──────── Entries supplied ────────

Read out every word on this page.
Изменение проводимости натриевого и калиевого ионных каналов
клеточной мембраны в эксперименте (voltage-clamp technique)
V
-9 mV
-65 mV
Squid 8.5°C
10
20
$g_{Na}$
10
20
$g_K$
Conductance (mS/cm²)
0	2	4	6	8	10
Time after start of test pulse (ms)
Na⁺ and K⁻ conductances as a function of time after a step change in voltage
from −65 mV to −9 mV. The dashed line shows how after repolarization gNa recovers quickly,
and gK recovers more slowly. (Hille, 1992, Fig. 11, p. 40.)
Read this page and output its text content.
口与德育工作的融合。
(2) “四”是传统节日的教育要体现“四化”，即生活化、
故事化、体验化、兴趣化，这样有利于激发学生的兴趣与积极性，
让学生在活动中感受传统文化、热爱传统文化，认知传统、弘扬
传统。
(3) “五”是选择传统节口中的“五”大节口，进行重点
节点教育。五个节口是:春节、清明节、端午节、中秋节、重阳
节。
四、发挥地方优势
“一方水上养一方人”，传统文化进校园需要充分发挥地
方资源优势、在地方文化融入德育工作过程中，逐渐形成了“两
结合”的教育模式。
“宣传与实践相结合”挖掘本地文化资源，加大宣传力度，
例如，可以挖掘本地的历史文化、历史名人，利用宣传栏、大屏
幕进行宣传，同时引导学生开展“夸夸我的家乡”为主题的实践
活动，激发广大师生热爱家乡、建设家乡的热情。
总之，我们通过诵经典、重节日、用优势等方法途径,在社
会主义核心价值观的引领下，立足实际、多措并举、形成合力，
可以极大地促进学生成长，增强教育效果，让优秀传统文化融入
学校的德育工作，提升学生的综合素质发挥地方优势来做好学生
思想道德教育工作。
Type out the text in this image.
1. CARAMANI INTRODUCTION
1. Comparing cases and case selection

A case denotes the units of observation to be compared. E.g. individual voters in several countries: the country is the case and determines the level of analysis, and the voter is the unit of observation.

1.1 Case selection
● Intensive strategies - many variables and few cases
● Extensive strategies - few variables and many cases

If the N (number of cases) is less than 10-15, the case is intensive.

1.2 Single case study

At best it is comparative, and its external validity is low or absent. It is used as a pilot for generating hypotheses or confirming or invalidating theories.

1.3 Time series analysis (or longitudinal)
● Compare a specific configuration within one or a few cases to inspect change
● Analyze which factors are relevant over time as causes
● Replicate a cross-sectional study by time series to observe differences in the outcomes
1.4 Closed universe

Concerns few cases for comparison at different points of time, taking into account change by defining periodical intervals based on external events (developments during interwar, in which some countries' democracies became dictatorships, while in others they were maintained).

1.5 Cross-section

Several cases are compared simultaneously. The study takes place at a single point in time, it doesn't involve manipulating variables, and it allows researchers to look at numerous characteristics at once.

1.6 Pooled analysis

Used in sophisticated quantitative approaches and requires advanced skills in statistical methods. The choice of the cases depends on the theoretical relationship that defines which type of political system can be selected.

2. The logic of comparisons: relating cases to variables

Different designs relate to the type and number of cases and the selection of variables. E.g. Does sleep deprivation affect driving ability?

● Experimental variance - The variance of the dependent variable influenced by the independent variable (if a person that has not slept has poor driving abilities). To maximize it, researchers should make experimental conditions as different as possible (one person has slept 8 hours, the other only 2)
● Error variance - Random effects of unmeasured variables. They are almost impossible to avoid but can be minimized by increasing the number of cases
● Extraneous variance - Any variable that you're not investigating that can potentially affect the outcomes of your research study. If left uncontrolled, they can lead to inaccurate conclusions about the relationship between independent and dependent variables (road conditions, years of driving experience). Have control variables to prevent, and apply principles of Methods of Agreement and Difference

────────

:: Stated exercise ::
Reproduce the material verbatim, line by line.

:: Written response ::
Read out every word on this page.
Изменение проводимости натриевого и калиевого ионных каналов
клеточной мембраны в эксперименте (voltage-clamp technique)
V
-9 mV
-65 mV
Squid 8.5°C
10
20
$g_{Na}$
10
20
$g_K$
Conductance (mS/cm²)
0	2	4	6	8	10
Time after start of test pulse (ms)
Na⁺ and K⁻ conductances as a function of time after a step change in voltage
from −65 mV to −9 mV. The dashed line shows how after repolarization gNa recovers quickly,
and gK recovers more slowly. (Hille, 1992, Fig. 11, p. 40.)
Read this page and output its text content.
口与德育工作的融合。
(2) “四”是传统节日的教育要体现“四化”，即生活化、
故事化、体验化、兴趣化，这样有利于激发学生的兴趣与积极性，
让学生在活动中感受传统文化、热爱传统文化，认知传统、弘扬
传统。
(3) “五”是选择传统节口中的“五”大节口，进行重点
节点教育。五个节口是:春节、清明节、端午节、中秋节、重阳
节。
四、发挥地方优势
“一方水上养一方人”，传统文化进校园需要充分发挥地
方资源优势、在地方文化融入德育工作过程中，逐渐形成了“两
结合”的教育模式。
“宣传与实践相结合”挖掘本地文化资源，加大宣传力度，
例如，可以挖掘本地的历史文化、历史名人，利用宣传栏、大屏
幕进行宣传，同时引导学生开展“夸夸我的家乡”为主题的实践
活动，激发广大师生热爱家乡、建设家乡的热情。
总之，我们通过诵经典、重节日、用优势等方法途径,在社
会主义核心价值观的引领下，立足实际、多措并举、形成合力，
可以极大地促进学生成长，增强教育效果，让优秀传统文化融入
学校的德育工作，提升学生的综合素质发挥地方优势来做好学生
思想道德教育工作。
Type out the text in this image.
1. CARAMANI INTRODUCTION
1. Comparing cases and case selection

A case denotes the units of observation to be compared. E.g. individual voters in several countries: the country is the case and determines the level of analysis, and the voter is the unit of observation.

1.1 Case selection
● Intensive strategies - many variables and few cases
● Extensive strategies - few variables and many cases

If the N (number of cases) is less than 10-15, the case is intensive.

1.2 Single case study

At best it is comparative, and its external validity is low or absent. It is used as a pilot for generating hypotheses or confirming or invalidating theories.

1.3 Time series analysis (or longitudinal)
● Compare a specific configuration within one or a few cases to inspect change
● Analyze which factors are relevant over time as causes
● Replicate a cross-sectional study by time series to observe differences in the outcomes
1.4 Closed universe

Concerns few cases for comparison at different points of time, taking into account change by defining periodical intervals based on external events (developments during interwar, in which some countries' democracies became dictatorships, while in others they were maintained).

1.5 Cross-section

Several cases are compared simultaneously. The study takes place at a single point in time, it doesn't involve manipulating variables, and it allows researchers to look at numerous characteristics at once.

1.6 Pooled analysis

Used in sophisticated quantitative approaches and requires advanced skills in statistical methods. The choice of the cases depends on the theoretical relationship that defines which type of political system can be selected.

2. The logic of comparisons: relating cases to variables

Different designs relate to the type and number of cases and the selection of variables. E.g. Does sleep deprivation affect driving ability?

● Experimental variance - The variance of the dependent variable influenced by the independent variable (if a person that has not slept has poor driving abilities). To maximize it, researchers should make experimental conditions as different as possible (one person has slept 8 hours, the other only 2)
● Error variance - Random effects of unmeasured variables. They are almost impossible to avoid but can be minimized by increasing the number of cases
● Extraneous variance - Any variable that you're not investigating that can potentially affect the outcomes of your research study. If left uncontrolled, they can lead to inaccurate conclusions about the relationship between independent and dependent variables (road conditions, years of driving experience). Have control variables to prevent, and apply principles of Methods of Agreement and Difference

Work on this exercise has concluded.